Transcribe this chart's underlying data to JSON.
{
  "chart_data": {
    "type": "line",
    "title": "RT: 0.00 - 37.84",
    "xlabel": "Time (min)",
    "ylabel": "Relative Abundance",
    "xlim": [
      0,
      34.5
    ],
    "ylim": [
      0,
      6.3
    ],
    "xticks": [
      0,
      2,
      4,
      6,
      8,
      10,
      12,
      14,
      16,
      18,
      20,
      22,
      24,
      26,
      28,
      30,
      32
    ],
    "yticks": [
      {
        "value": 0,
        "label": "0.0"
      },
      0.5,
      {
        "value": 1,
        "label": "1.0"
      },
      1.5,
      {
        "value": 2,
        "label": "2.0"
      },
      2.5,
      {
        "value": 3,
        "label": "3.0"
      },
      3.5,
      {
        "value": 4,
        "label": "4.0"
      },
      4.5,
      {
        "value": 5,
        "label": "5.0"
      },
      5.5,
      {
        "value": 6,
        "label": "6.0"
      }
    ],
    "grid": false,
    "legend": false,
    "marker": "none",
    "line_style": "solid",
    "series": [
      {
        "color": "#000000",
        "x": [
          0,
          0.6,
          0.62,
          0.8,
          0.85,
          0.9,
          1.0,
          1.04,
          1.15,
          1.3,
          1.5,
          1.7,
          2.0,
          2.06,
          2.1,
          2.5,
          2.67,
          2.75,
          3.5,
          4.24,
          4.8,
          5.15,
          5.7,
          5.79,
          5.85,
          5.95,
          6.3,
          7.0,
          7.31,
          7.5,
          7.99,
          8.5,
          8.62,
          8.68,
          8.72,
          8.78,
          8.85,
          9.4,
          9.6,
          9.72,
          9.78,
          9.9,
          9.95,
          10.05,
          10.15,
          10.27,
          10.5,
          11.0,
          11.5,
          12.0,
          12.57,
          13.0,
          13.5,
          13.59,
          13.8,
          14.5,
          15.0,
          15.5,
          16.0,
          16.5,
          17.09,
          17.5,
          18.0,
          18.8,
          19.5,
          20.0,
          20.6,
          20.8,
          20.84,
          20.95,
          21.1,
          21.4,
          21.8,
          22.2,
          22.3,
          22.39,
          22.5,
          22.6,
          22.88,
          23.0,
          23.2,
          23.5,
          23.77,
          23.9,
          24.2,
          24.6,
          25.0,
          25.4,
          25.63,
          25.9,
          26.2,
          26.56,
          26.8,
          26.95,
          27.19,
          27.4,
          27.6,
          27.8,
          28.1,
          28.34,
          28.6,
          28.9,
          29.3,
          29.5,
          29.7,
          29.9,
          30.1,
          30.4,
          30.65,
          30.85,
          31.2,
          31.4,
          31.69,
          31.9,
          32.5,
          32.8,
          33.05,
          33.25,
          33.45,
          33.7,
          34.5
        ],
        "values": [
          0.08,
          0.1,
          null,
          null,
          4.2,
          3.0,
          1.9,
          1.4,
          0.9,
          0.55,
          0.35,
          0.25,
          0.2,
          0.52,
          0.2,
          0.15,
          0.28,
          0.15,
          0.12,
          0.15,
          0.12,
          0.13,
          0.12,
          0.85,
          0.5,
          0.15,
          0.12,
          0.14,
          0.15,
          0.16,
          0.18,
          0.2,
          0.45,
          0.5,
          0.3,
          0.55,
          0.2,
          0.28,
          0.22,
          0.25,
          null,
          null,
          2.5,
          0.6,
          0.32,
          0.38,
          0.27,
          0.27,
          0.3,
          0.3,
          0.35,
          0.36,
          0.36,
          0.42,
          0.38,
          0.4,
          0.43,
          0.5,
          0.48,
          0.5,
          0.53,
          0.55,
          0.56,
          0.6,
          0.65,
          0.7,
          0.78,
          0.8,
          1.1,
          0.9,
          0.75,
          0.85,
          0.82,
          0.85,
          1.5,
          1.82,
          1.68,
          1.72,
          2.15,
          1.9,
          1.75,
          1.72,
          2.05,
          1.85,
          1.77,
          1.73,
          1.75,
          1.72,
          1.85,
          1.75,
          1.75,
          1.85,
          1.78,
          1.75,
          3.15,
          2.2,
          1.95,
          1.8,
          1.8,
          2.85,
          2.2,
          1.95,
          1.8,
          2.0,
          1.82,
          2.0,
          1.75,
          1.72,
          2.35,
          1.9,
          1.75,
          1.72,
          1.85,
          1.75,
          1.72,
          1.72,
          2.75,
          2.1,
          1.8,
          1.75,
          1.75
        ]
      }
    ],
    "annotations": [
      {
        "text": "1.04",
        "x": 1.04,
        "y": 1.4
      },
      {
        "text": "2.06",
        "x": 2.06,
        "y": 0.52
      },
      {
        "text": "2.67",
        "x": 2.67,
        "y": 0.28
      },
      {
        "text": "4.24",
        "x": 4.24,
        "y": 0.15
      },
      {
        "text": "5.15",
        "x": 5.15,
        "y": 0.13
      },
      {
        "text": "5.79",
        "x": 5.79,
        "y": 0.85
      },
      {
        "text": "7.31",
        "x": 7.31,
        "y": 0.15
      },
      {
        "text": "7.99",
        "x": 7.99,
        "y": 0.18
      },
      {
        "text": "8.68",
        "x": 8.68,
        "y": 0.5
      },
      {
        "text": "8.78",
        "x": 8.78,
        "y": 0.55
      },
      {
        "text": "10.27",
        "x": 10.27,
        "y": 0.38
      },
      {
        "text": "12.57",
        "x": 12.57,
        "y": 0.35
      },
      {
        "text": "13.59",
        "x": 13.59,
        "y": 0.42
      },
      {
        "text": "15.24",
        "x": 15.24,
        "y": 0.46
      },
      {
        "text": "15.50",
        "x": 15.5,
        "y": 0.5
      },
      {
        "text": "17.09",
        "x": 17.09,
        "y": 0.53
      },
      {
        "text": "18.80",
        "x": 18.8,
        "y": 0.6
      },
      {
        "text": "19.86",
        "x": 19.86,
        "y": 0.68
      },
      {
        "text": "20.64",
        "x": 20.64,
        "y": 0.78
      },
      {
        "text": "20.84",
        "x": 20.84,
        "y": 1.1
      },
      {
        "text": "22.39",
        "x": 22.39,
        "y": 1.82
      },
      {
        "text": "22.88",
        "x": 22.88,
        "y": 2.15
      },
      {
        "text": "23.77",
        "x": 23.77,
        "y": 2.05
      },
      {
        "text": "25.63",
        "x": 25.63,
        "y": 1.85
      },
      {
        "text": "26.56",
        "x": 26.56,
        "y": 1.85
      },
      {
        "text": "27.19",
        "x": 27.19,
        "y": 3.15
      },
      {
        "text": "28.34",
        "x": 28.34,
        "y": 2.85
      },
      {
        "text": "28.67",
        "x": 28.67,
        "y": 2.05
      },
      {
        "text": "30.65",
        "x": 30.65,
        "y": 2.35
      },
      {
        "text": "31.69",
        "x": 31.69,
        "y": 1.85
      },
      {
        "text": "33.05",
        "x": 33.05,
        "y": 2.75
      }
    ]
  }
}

----------------------------------------

● REQUIREMENT: From the listing above, extract all records word for word.

● RESPONSE FOR THIS EXERCISE:
Transcribe this chart's underlying data to JSON.
{
  "chart_data": {
    "type": "line",
    "title": "RT: 0.00 - 37.84",
    "xlabel": "Time (min)",
    "ylabel": "Relative Abundance",
    "xlim": [
      0,
      34.5
    ],
    "ylim": [
      0,
      6.3
    ],
    "xticks": [
      0,
      2,
      4,
      6,
      8,
      10,
      12,
      14,
      16,
      18,
      20,
      22,
      24,
      26,
      28,
      30,
      32
    ],
    "yticks": [
      {
        "value": 0,
        "label": "0.0"
      },
      0.5,
      {
        "value": 1,
        "label": "1.0"
      },
      1.5,
      {
        "value": 2,
        "label": "2.0"
      },
      2.5,
      {
        "value": 3,
        "label": "3.0"
      },
      3.5,
      {
        "value": 4,
        "label": "4.0"
      },
      4.5,
      {
        "value": 5,
        "label": "5.0"
      },
      5.5,
      {
        "value": 6,
        "label": "6.0"
      }
    ],
    "grid": false,
    "legend": false,
    "marker": "none",
    "line_style": "solid",
    "series": [
      {
        "color": "#000000",
        "x": [
          0,
          0.6,
          0.62,
          0.8,
          0.85,
          0.9,
          1.0,
          1.04,
          1.15,
          1.3,
          1.5,
          1.7,
          2.0,
          2.06,
          2.1,
          2.5,
          2.67,
          2.75,
          3.5,
          4.24,
          4.8,
          5.15,
          5.7,
          5.79,
          5.85,
          5.95,
          6.3,
          7.0,
          7.31,
          7.5,
          7.99,
          8.5,
          8.62,
          8.68,
          8.72,
          8.78,
          8.85,
          9.4,
          9.6,
          9.72,
          9.78,
          9.9,
          9.95,
          10.05,
          10.15,
          10.27,
          10.5,
          11.0,
          11.5,
          12.0,
          12.57,
          13.0,
          13.5,
          13.59,
          13.8,
          14.5,
          15.0,
          15.5,
          16.0,
          16.5,
          17.09,
          17.5,
          18.0,
          18.8,
          19.5,
          20.0,
          20.6,
          20.8,
          20.84,
          20.95,
          21.1,
          21.4,
          21.8,
          22.2,
          22.3,
          22.39,
          22.5,
          22.6,
          22.88,
          23.0,
          23.2,
          23.5,
          23.77,
          23.9,
          24.2,
          24.6,
          25.0,
          25.4,
          25.63,
          25.9,
          26.2,
          26.56,
          26.8,
          26.95,
          27.19,
          27.4,
          27.6,
          27.8,
          28.1,
          28.34,
          28.6,
          28.9,
          29.3,
          29.5,
          29.7,
          29.9,
          30.1,
          30.4,
          30.65,
          30.85,
          31.2,
          31.4,
          31.69,
          31.9,
          32.5,
          32.8,
          33.05,
          33.25,
          33.45,
          33.7,
          34.5
        ],
        "values": [
          0.08,
          0.1,
          null,
          null,
          4.2,
          3.0,
          1.9,
          1.4,
          0.9,
          0.55,
          0.35,
          0.25,
          0.2,
          0.52,
          0.2,
          0.15,
          0.28,
          0.15,
          0.12,
          0.15,
          0.12,
          0.13,
          0.12,
          0.85,
          0.5,
          0.15,
          0.12,
          0.14,
          0.15,
          0.16,
          0.18,
          0.2,
          0.45,
          0.5,
          0.3,
          0.55,
          0.2,
          0.28,
          0.22,
          0.25,
          null,
          null,
          2.5,
          0.6,
          0.32,
          0.38,
          0.27,
          0.27,
          0.3,
          0.3,
          0.35,
          0.36,
          0.36,
          0.42,
          0.38,
          0.4,
          0.43,
          0.5,
          0.48,
          0.5,
          0.53,
          0.55,
          0.56,
          0.6,
          0.65,
          0.7,
          0.78,
          0.8,
          1.1,
          0.9,
          0.75,
          0.85,
          0.82,
          0.85,
          1.5,
          1.82,
          1.68,
          1.72,
          2.15,
          1.9,
          1.75,
          1.72,
          2.05,
          1.85,
          1.77,
          1.73,
          1.75,
          1.72,
          1.85,
          1.75,
          1.75,
          1.85,
          1.78,
          1.75,
          3.15,
          2.2,
          1.95,
          1.8,
          1.8,
          2.85,
          2.2,
          1.95,
          1.8,
          2.0,
          1.82,
          2.0,
          1.75,
          1.72,
          2.35,
          1.9,
          1.75,
          1.72,
          1.85,
          1.75,
          1.72,
          1.72,
          2.75,
          2.1,
          1.8,
          1.75,
          1.75
        ]
      }
    ],
    "annotations": [
      {
        "text": "1.04",
        "x": 1.04,
        "y": 1.4
      },
      {
        "text": "2.06",
        "x": 2.06,
        "y": 0.52
      },
      {
        "text": "2.67",
        "x": 2.67,
        "y": 0.28
      },
      {
        "text": "4.24",
        "x": 4.24,
        "y": 0.15
      },
      {
        "text": "5.15",
        "x": 5.15,
        "y": 0.13
      },
      {
        "text": "5.79",
        "x": 5.79,
        "y": 0.85
      },
      {
        "text": "7.31",
        "x": 7.31,
        "y": 0.15
      },
      {
        "text": "7.99",
        "x": 7.99,
        "y": 0.18
      },
      {
        "text": "8.68",
        "x": 8.68,
        "y": 0.5
      },
      {
        "text": "8.78",
        "x": 8.78,
        "y": 0.55
      },
      {
        "text": "10.27",
        "x": 10.27,
        "y": 0.38
      },
      {
        "text": "12.57",
        "x": 12.57,
        "y": 0.35
      },
      {
        "text": "13.59",
        "x": 13.59,
        "y": 0.42
      },
      {
        "text": "15.24",
        "x": 15.24,
        "y": 0.46
      },
      {
        "text": "15.50",
        "x": 15.5,
        "y": 0.5
      },
      {
        "text": "17.09",
        "x": 17.09,
        "y": 0.53
      },
      {
        "text": "18.80",
        "x": 18.8,
        "y": 0.6
      },
      {
        "text": "19.86",
        "x": 19.86,
        "y": 0.68
      },
      {
        "text": "20.64",
        "x": 20.64,
        "y": 0.78
      },
      {
        "text": "20.84",
        "x": 20.84,
        "y": 1.1
      },
      {
        "text": "22.39",
        "x": 22.39,
        "y": 1.82
      },
      {
        "text": "22.88",
        "x": 22.88,
        "y": 2.15
      },
      {
        "text": "23.77",
        "x": 23.77,
        "y": 2.05
      },
      {
        "text": "25.63",
        "x": 25.63,
        "y": 1.85
      },
      {
        "text": "26.56",
        "x": 26.56,
        "y": 1.85
      },
      {
        "text": "27.19",
        "x": 27.19,
        "y": 3.15
      },
      {
        "text": "28.34",
        "x": 28.34,
        "y": 2.85
      },
      {
        "text": "28.67",
        "x": 28.67,
        "y": 2.05
      },
      {
        "text": "30.65",
        "x": 30.65,
        "y": 2.35
      },
      {
        "text": "31.69",
        "x": 31.69,
        "y": 1.85
      },
      {
        "text": "33.05",
        "x": 33.05,
        "y": 2.75
      }
    ]
  }
}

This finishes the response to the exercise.